EXERCISE BRIEF: Write out again, word for word, the rows below that begin at the one containing "Identify all the" and stop after the one containing "dc-offset-label: 903 bbox=[1190, 55, 1203, 63]". Leave any pictures out of your answer.

EXERCISE INPUTS:
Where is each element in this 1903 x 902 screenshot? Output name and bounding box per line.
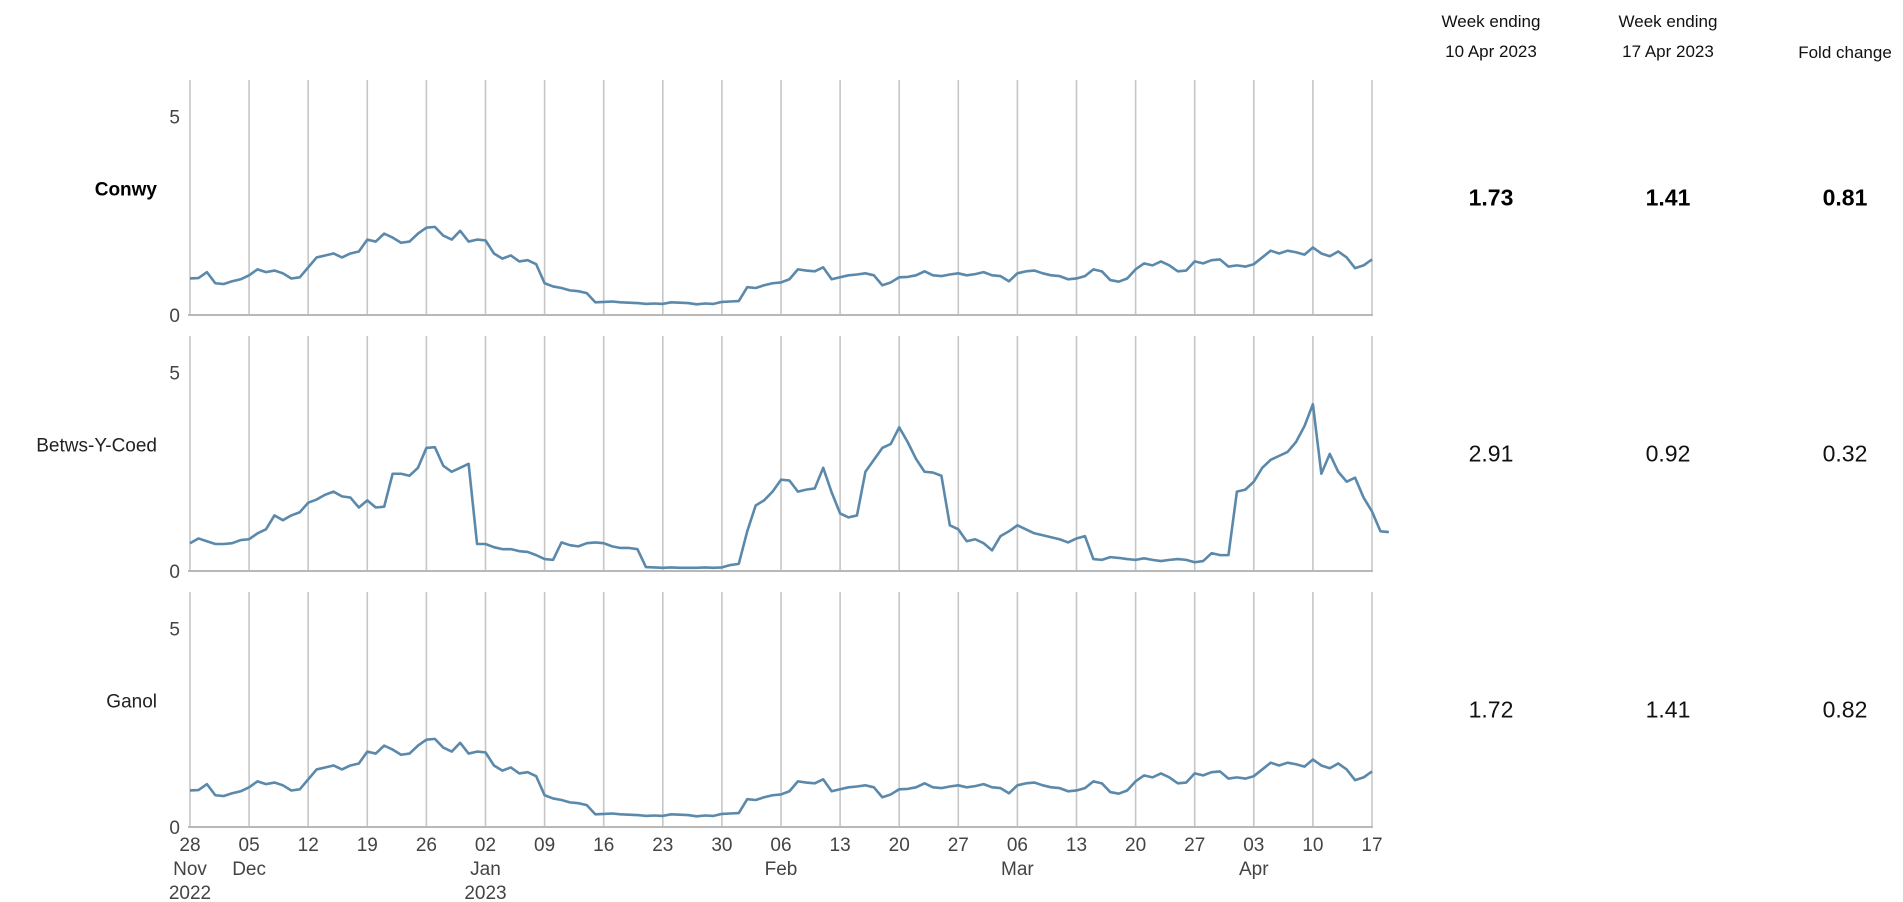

---

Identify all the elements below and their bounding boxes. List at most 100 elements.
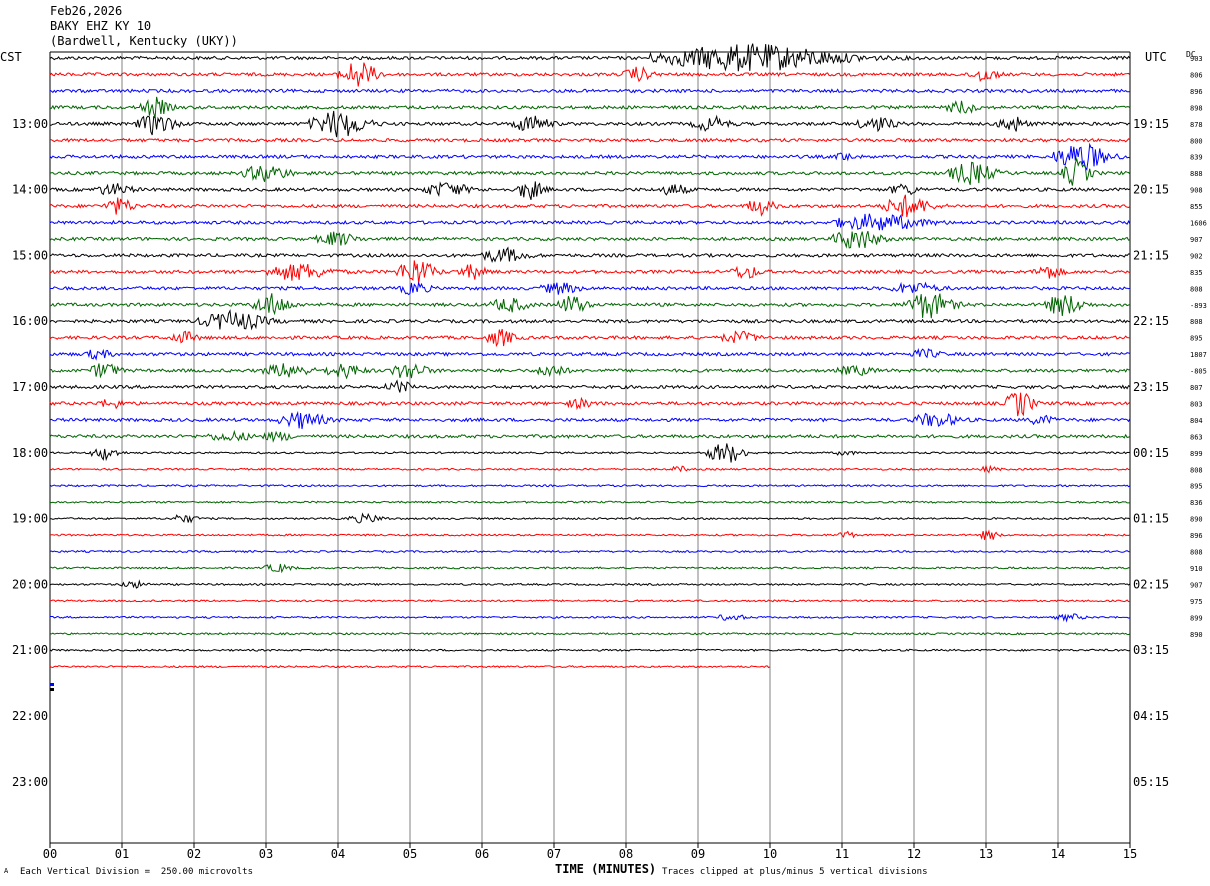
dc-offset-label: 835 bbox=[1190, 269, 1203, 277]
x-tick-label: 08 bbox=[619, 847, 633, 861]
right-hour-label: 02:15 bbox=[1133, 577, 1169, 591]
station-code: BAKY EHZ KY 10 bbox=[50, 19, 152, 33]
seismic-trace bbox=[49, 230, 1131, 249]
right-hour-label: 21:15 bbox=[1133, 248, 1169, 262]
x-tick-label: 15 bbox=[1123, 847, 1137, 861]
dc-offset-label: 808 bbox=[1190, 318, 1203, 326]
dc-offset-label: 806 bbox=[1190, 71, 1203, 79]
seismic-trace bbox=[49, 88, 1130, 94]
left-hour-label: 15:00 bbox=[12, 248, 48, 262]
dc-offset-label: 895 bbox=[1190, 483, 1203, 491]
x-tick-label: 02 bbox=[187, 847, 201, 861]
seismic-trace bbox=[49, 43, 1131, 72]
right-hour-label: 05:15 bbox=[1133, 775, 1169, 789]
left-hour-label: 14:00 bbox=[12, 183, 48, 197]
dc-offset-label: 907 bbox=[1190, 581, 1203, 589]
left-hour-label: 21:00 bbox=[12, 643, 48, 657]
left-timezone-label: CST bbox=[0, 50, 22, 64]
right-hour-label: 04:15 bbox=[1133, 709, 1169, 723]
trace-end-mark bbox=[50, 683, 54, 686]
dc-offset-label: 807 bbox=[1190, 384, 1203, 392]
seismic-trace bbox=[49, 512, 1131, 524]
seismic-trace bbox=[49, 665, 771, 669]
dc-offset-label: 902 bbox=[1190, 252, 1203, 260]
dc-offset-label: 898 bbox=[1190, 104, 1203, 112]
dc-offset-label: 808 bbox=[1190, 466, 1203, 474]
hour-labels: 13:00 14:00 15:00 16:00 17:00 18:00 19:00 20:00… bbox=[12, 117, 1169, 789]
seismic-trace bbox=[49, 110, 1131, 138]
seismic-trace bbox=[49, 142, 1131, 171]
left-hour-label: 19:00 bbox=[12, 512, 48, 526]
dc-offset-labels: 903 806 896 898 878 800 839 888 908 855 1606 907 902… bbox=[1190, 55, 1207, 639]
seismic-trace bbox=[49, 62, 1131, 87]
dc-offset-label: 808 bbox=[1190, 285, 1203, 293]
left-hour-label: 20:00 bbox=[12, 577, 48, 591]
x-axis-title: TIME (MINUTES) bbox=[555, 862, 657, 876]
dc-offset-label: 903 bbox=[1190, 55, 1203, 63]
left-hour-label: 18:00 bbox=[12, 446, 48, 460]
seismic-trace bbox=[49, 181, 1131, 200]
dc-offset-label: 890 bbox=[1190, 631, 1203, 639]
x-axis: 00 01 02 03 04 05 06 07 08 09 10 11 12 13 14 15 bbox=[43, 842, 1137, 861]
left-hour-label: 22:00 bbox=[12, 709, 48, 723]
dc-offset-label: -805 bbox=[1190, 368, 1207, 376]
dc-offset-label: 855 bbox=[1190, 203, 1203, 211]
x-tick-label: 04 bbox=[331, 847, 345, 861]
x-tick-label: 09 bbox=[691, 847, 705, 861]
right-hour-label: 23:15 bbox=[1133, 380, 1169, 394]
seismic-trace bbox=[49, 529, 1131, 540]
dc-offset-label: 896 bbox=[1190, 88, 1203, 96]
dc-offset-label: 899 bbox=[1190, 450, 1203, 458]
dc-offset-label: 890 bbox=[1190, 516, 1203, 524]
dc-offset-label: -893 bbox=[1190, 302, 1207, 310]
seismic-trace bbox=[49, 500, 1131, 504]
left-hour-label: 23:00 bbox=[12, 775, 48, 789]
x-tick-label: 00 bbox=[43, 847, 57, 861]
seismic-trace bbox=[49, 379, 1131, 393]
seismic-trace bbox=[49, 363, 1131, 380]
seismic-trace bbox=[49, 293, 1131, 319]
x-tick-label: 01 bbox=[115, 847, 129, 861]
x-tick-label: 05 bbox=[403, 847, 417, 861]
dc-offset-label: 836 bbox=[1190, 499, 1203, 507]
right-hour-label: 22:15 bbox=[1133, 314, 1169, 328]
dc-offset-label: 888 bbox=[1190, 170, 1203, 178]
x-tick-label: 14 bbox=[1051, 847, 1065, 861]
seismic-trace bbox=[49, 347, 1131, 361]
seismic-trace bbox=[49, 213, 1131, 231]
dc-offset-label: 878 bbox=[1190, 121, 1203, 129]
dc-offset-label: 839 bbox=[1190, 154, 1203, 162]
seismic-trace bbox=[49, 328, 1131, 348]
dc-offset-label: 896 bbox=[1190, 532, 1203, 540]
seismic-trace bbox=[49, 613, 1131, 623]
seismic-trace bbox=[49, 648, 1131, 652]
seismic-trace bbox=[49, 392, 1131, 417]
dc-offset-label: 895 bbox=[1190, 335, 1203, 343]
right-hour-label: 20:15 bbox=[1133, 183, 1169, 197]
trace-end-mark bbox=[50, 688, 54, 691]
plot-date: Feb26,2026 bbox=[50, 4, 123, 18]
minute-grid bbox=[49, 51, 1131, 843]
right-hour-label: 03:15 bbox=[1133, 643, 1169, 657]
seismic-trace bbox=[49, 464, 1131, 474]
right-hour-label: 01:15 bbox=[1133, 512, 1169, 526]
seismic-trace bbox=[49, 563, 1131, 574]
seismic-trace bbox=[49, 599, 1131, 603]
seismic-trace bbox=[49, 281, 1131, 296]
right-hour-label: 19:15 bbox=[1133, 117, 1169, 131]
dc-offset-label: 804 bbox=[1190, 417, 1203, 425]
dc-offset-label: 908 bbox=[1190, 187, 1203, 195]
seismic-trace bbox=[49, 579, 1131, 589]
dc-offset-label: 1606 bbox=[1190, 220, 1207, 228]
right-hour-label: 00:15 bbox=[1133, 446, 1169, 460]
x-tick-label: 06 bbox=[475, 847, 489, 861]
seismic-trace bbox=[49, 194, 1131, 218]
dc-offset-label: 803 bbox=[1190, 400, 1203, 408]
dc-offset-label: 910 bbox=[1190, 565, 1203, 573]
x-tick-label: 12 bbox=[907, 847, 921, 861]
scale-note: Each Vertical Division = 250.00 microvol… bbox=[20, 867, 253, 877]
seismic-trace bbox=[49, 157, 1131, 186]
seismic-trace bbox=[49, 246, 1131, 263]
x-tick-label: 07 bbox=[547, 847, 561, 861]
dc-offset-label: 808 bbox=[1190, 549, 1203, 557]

EXERCISE RESULT:
Identify all the elements below and their bounding boxes. List at most 100 elements.
dc-offset-label: 835 bbox=[1190, 269, 1203, 277]
x-tick-label: 08 bbox=[619, 847, 633, 861]
right-hour-label: 02:15 bbox=[1133, 577, 1169, 591]
station-code: BAKY EHZ KY 10 bbox=[50, 19, 152, 33]
seismic-trace bbox=[49, 230, 1131, 249]
right-hour-label: 21:15 bbox=[1133, 248, 1169, 262]
x-tick-label: 15 bbox=[1123, 847, 1137, 861]
dc-offset-label: 808 bbox=[1190, 318, 1203, 326]
dc-offset-label: 806 bbox=[1190, 71, 1203, 79]
seismic-trace bbox=[49, 88, 1130, 94]
left-hour-label: 15:00 bbox=[12, 248, 48, 262]
dc-offset-label: 895 bbox=[1190, 483, 1203, 491]
x-tick-label: 02 bbox=[187, 847, 201, 861]
seismic-trace bbox=[49, 43, 1131, 72]
right-hour-label: 05:15 bbox=[1133, 775, 1169, 789]
left-hour-label: 14:00 bbox=[12, 183, 48, 197]
dc-offset-label: 907 bbox=[1190, 581, 1203, 589]
left-hour-label: 21:00 bbox=[12, 643, 48, 657]
left-timezone-label: CST bbox=[0, 50, 22, 64]
right-hour-label: 04:15 bbox=[1133, 709, 1169, 723]
trace-end-mark bbox=[50, 683, 54, 686]
dc-offset-label: 807 bbox=[1190, 384, 1203, 392]
seismic-trace bbox=[49, 512, 1131, 524]
seismic-trace bbox=[49, 665, 771, 669]
dc-offset-label: 902 bbox=[1190, 252, 1203, 260]
dc-offset-label: 898 bbox=[1190, 104, 1203, 112]
dc-offset-label: 808 bbox=[1190, 466, 1203, 474]
hour-labels: 13:00 14:00 15:00 16:00 17:00 18:00 19:00 20:00… bbox=[12, 117, 1169, 789]
seismic-trace bbox=[49, 110, 1131, 138]
seismic-trace bbox=[49, 142, 1131, 171]
left-hour-label: 19:00 bbox=[12, 512, 48, 526]
dc-offset-labels: 903 806 896 898 878 800 839 888 908 855 1606 907 902… bbox=[1190, 55, 1207, 639]
seismic-trace bbox=[49, 62, 1131, 87]
dc-offset-label: 808 bbox=[1190, 285, 1203, 293]
left-hour-label: 20:00 bbox=[12, 577, 48, 591]
x-axis-title: TIME (MINUTES) bbox=[555, 862, 657, 876]
dc-offset-label: 903 bbox=[1190, 55, 1203, 63]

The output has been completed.